Task requirements — Quote every line as given.
----
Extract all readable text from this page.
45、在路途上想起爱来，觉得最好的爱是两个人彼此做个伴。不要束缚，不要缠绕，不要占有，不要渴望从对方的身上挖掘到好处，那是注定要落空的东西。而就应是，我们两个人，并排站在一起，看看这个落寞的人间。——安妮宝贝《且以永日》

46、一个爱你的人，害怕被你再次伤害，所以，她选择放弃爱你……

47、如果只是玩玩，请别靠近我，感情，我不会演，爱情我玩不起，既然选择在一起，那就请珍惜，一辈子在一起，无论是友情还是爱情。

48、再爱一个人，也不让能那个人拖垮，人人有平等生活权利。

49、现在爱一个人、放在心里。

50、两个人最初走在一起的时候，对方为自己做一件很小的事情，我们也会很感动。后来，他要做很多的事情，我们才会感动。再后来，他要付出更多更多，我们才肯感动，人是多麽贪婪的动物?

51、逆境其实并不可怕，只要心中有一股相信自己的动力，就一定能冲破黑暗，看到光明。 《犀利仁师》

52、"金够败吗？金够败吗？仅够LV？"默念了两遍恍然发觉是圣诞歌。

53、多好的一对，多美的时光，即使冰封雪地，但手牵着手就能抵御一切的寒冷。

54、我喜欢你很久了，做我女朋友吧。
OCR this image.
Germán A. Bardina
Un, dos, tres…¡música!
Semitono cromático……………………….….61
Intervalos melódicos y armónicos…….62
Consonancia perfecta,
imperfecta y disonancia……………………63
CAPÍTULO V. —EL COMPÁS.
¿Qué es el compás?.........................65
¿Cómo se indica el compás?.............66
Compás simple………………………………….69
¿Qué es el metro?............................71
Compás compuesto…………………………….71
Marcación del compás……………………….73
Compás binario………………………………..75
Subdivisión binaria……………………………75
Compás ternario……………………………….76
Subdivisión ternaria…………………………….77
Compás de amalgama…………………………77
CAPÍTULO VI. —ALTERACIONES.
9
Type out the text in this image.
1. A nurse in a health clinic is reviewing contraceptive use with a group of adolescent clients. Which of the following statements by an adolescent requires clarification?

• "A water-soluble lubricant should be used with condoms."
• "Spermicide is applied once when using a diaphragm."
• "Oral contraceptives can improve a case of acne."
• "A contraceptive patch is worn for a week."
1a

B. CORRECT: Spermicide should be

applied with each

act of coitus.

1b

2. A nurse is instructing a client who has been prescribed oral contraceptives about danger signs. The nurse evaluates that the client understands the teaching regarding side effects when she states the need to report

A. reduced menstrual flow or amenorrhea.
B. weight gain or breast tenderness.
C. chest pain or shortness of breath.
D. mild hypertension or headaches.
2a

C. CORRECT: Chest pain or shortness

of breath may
----
The result —
Extract all readable text from this page.
45、在路途上想起爱来，觉得最好的爱是两个人彼此做个伴。不要束缚，不要缠绕，不要占有，不要渴望从对方的身上挖掘到好处，那是注定要落空的东西。而就应是，我们两个人，并排站在一起，看看这个落寞的人间。——安妮宝贝《且以永日》

46、一个爱你的人，害怕被你再次伤害，所以，她选择放弃爱你……

47、如果只是玩玩，请别靠近我，感情，我不会演，爱情我玩不起，既然选择在一起，那就请珍惜，一辈子在一起，无论是友情还是爱情。

48、再爱一个人，也不让能那个人拖垮，人人有平等生活权利。

49、现在爱一个人、放在心里。

50、两个人最初走在一起的时候，对方为自己做一件很小的事情，我们也会很感动。后来，他要做很多的事情，我们才会感动。再后来，他要付出更多更多，我们才肯感动，人是多麽贪婪的动物?

51、逆境其实并不可怕，只要心中有一股相信自己的动力，就一定能冲破黑暗，看到光明。 《犀利仁师》

52、"金够败吗？金够败吗？仅够LV？"默念了两遍恍然发觉是圣诞歌。

53、多好的一对，多美的时光，即使冰封雪地，但手牵着手就能抵御一切的寒冷。

54、我喜欢你很久了，做我女朋友吧。
OCR this image.
Germán A. Bardina
Un, dos, tres…¡música!
Semitono cromático……………………….….61
Intervalos melódicos y armónicos…….62
Consonancia perfecta,
imperfecta y disonancia……………………63
CAPÍTULO V. —EL COMPÁS.
¿Qué es el compás?.........................65
¿Cómo se indica el compás?.............66
Compás simple………………………………….69
¿Qué es el metro?............................71
Compás compuesto…………………………….71
Marcación del compás……………………….73
Compás binario………………………………..75
Subdivisión binaria……………………………75
Compás ternario……………………………….76
Subdivisión ternaria…………………………….77
Compás de amalgama…………………………77
CAPÍTULO VI. —ALTERACIONES.
9
Type out the text in this image.
1. A nurse in a health clinic is reviewing contraceptive use with a group of adolescent clients. Which of the following statements by an adolescent requires clarification?

• "A water-soluble lubricant should be used with condoms."
• "Spermicide is applied once when using a diaphragm."
• "Oral contraceptives can improve a case of acne."
• "A contraceptive patch is worn for a week."
1a

B. CORRECT: Spermicide should be

applied with each

act of coitus.

1b

2. A nurse is instructing a client who has been prescribed oral contraceptives about danger signs. The nurse evaluates that the client understands the teaching regarding side effects when she states the need to report

A. reduced menstrual flow or amenorrhea.
B. weight gain or breast tenderness.
C. chest pain or shortness of breath.
D. mild hypertension or headaches.
2a

C. CORRECT: Chest pain or shortness

of breath may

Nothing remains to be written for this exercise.